Collected data entries
┌──
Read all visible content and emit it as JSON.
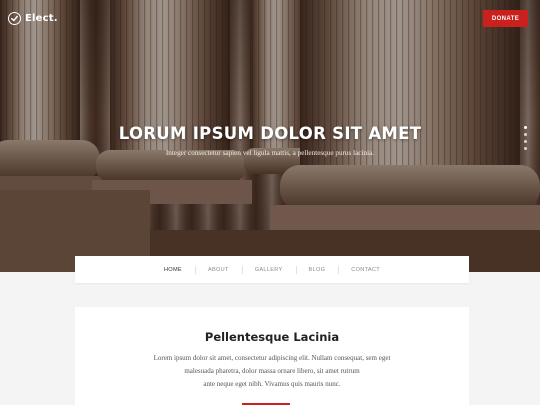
{
  "header": {
    "brand": "Elect.",
    "donate_label": "DONATE"
  },
  "hero": {
    "title": "LORUM IPSUM DOLOR SIT AMET",
    "subtitle": "Integer consectetur sapien vel ligula mattis, a pellentesque purus lacinia.",
    "slide_count": 4,
    "active_slide": 1
  },
  "nav": {
    "items": [
      {
        "label": "HOME"
      },
      {
        "label": "ABOUT"
      },
      {
        "label": "GALLERY"
      },
      {
        "label": "BLOG"
      },
      {
        "label": "CONTACT"
      }
    ]
  },
  "section": {
    "title": "Pellentesque Lacinia",
    "lines": [
      "Lorem ipsum dolor sit amet, consectetur adipiscing elit. Nullam consequat, sem eget",
      "malesuada pharetra, dolor massa ornare libero, sit amet rutrum",
      "ante neque eget nibh. Vivamus quis mauris nunc."
    ]
  },
  "colors": {
    "accent": "#c9211e",
    "hero_overlay": "#3b2a22"
  },
  "icons": {
    "brand": "check-circle-icon"
  }
}
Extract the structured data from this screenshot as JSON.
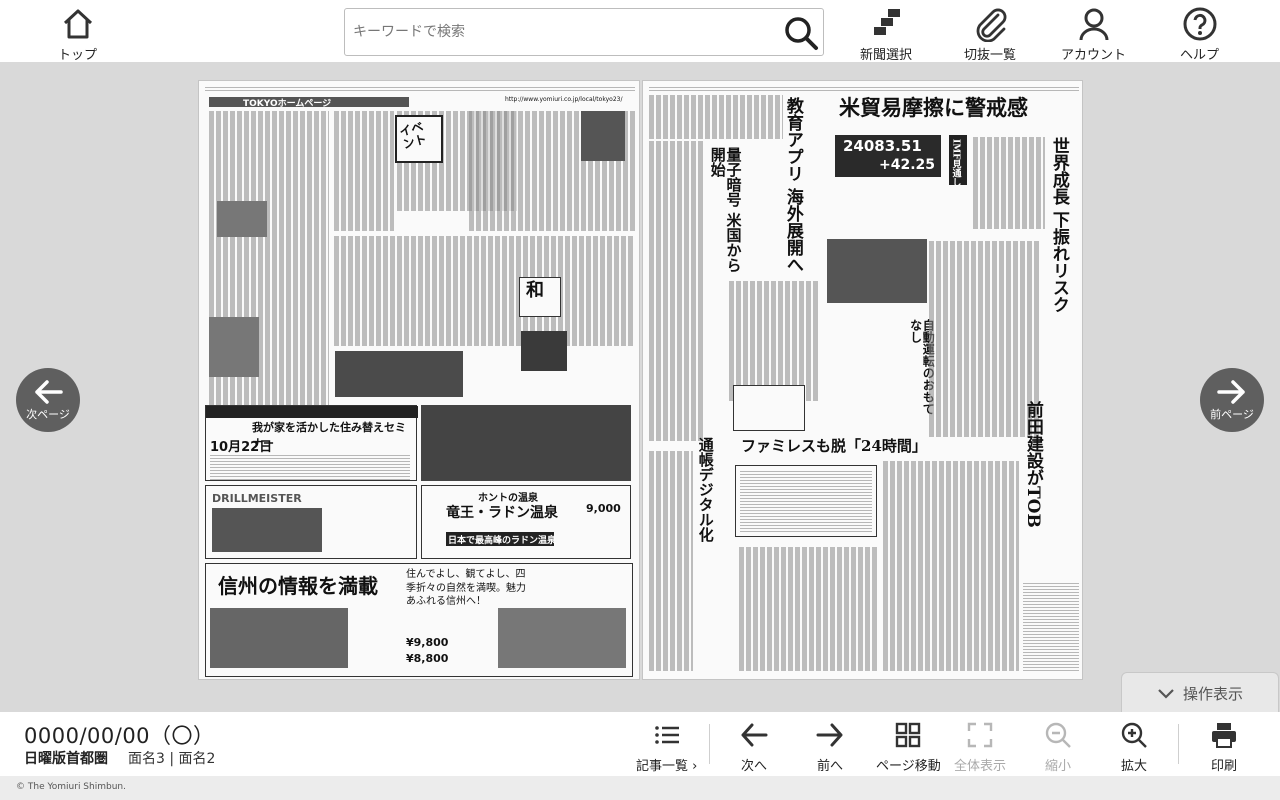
{
  "topbar": {
    "home_label": "トップ",
    "search_placeholder": "キーワードで検索",
    "paper_select_label": "新聞選択",
    "clippings_label": "切抜一覧",
    "account_label": "アカウント",
    "help_label": "ヘルプ"
  },
  "viewer": {
    "prev_label": "次ページ",
    "next_label": "前ページ",
    "ops_toggle_label": "操作表示",
    "left_page": {
      "header": "TOKYOホームページ",
      "url": "http://www.yomiuri.co.jp/local/tokyo23/",
      "ad_title_1": "我が家を活かした住み替えセミナー",
      "ad_date_1": "10月22日",
      "ad_brand": "DRILLMEISTER",
      "ad_onsen_sub": "ホントの温泉",
      "ad_onsen_title": "竜王・ラドン温泉",
      "ad_onsen_catch": "日本で最高峰のラドン温泉",
      "ad_onsen_price": "9,000",
      "ad_shinshu": "信州の情報を満載",
      "ad_shinshu_poem": "住んでよし、観てよし、四季折々の自然を満喫。魅力あふれる信州へ！",
      "ad_price_2": "¥9,800",
      "ad_price_3": "¥8,800"
    },
    "right_page": {
      "headline_main": "米貿易摩擦に警戒感",
      "headline_edu": "教育アプリ 海外展開へ",
      "headline_growth": "世界成長 下振れリスク",
      "ticker_1": "24083.51",
      "ticker_2": "+42.25",
      "imf_label": "IMF見通し",
      "headline_famires": "ファミレスも脱「24時間」",
      "headline_tob": "前田建設がTOB",
      "headline_quantum": "量子暗号 米国から開始",
      "headline_bank": "通帳デジタル化",
      "headline_self_driving": "自動運転のおもてなし"
    }
  },
  "bottombar": {
    "date": "0000/00/00（〇）",
    "edition": "日曜版首都圏",
    "page_names": "面名3 | 面名2",
    "articles_label": "記事一覧",
    "next_label": "次へ",
    "prev_label": "前へ",
    "page_move_label": "ページ移動",
    "fit_label": "全体表示",
    "zoom_out_label": "縮小",
    "zoom_in_label": "拡大",
    "print_label": "印刷"
  },
  "footer": {
    "copyright": "© The Yomiuri Shimbun."
  }
}
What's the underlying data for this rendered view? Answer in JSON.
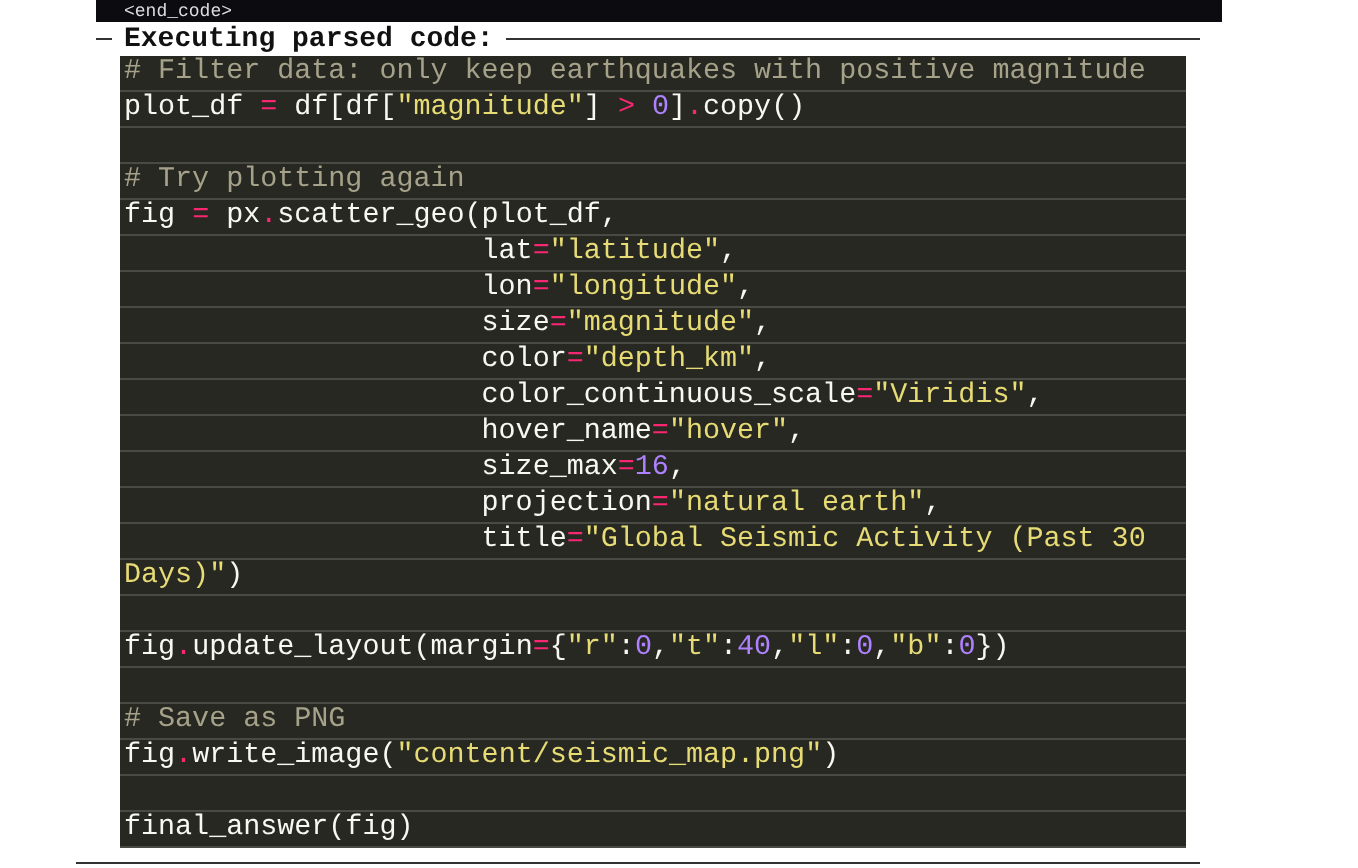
└──
** DIRECTIONS **
Exclude the pictures and repeat every other part of the records word for word.

** OUTPUT OF THE TASK **
Read all visible content and emit it as JSON.
{
  "header": {
    "brand": "Elect.",
    "donate_label": "DONATE"
  },
  "hero": {
    "title": "LORUM IPSUM DOLOR SIT AMET",
    "subtitle": "Integer consectetur sapien vel ligula mattis, a pellentesque purus lacinia.",
    "slide_count": 4,
    "active_slide": 1
  },
  "nav": {
    "items": [
      {
        "label": "HOME"
      },
      {
        "label": "ABOUT"
      },
      {
        "label": "GALLERY"
      },
      {
        "label": "BLOG"
      },
      {
        "label": "CONTACT"
      }
    ]
  },
  "section": {
    "title": "Pellentesque Lacinia",
    "lines": [
      "Lorem ipsum dolor sit amet, consectetur adipiscing elit. Nullam consequat, sem eget",
      "malesuada pharetra, dolor massa ornare libero, sit amet rutrum",
      "ante neque eget nibh. Vivamus quis mauris nunc."
    ]
  },
  "colors": {
    "accent": "#c9211e",
    "hero_overlay": "#3b2a22"
  },
  "icons": {
    "brand": "check-circle-icon"
  }
}
Extract the structured data from this screenshot as JSON.
{
  "topbar": {
    "home_label": "トップ",
    "search_placeholder": "キーワードで検索",
    "paper_select_label": "新聞選択",
    "clippings_label": "切抜一覧",
    "account_label": "アカウント",
    "help_label": "ヘルプ"
  },
  "viewer": {
    "prev_label": "次ページ",
    "next_label": "前ページ",
    "ops_toggle_label": "操作表示",
    "left_page": {
      "header": "TOKYOホームページ",
      "url": "http://www.yomiuri.co.jp/local/tokyo23/",
      "ad_title_1": "我が家を活かした住み替えセミナー",
      "ad_date_1": "10月22日",
      "ad_brand": "DRILLMEISTER",
      "ad_onsen_sub": "ホントの温泉",
      "ad_onsen_title": "竜王・ラドン温泉",
      "ad_onsen_catch": "日本で最高峰のラドン温泉",
      "ad_onsen_price": "9,000",
      "ad_shinshu": "信州の情報を満載",
      "ad_shinshu_poem": "住んでよし、観てよし、四季折々の自然を満喫。魅力あふれる信州へ！",
      "ad_price_2": "¥9,800",
      "ad_price_3": "¥8,800"
    },
    "right_page": {
      "headline_main": "米貿易摩擦に警戒感",
      "headline_edu": "教育アプリ 海外展開へ",
      "headline_growth": "世界成長 下振れリスク",
      "ticker_1": "24083.51",
      "ticker_2": "+42.25",
      "imf_label": "IMF見通し",
      "headline_famires": "ファミレスも脱「24時間」",
      "headline_tob": "前田建設がTOB",
      "headline_quantum": "量子暗号 米国から開始",
      "headline_bank": "通帳デジタル化",
      "headline_self_driving": "自動運転のおもてなし"
    }
  },
  "bottombar": {
    "date": "0000/00/00（〇）",
    "edition": "日曜版首都圏",
    "page_names": "面名3 | 面名2",
    "articles_label": "記事一覧",
    "next_label": "次へ",
    "prev_label": "前へ",
    "page_move_label": "ページ移動",
    "fit_label": "全体表示",
    "zoom_out_label": "縮小",
    "zoom_in_label": "拡大",
    "print_label": "印刷"
  },
  "footer": {
    "copyright": "© The Yomiuri Shimbun."
  }
}
What's the underlying data for this rendered view? Answer in JSON.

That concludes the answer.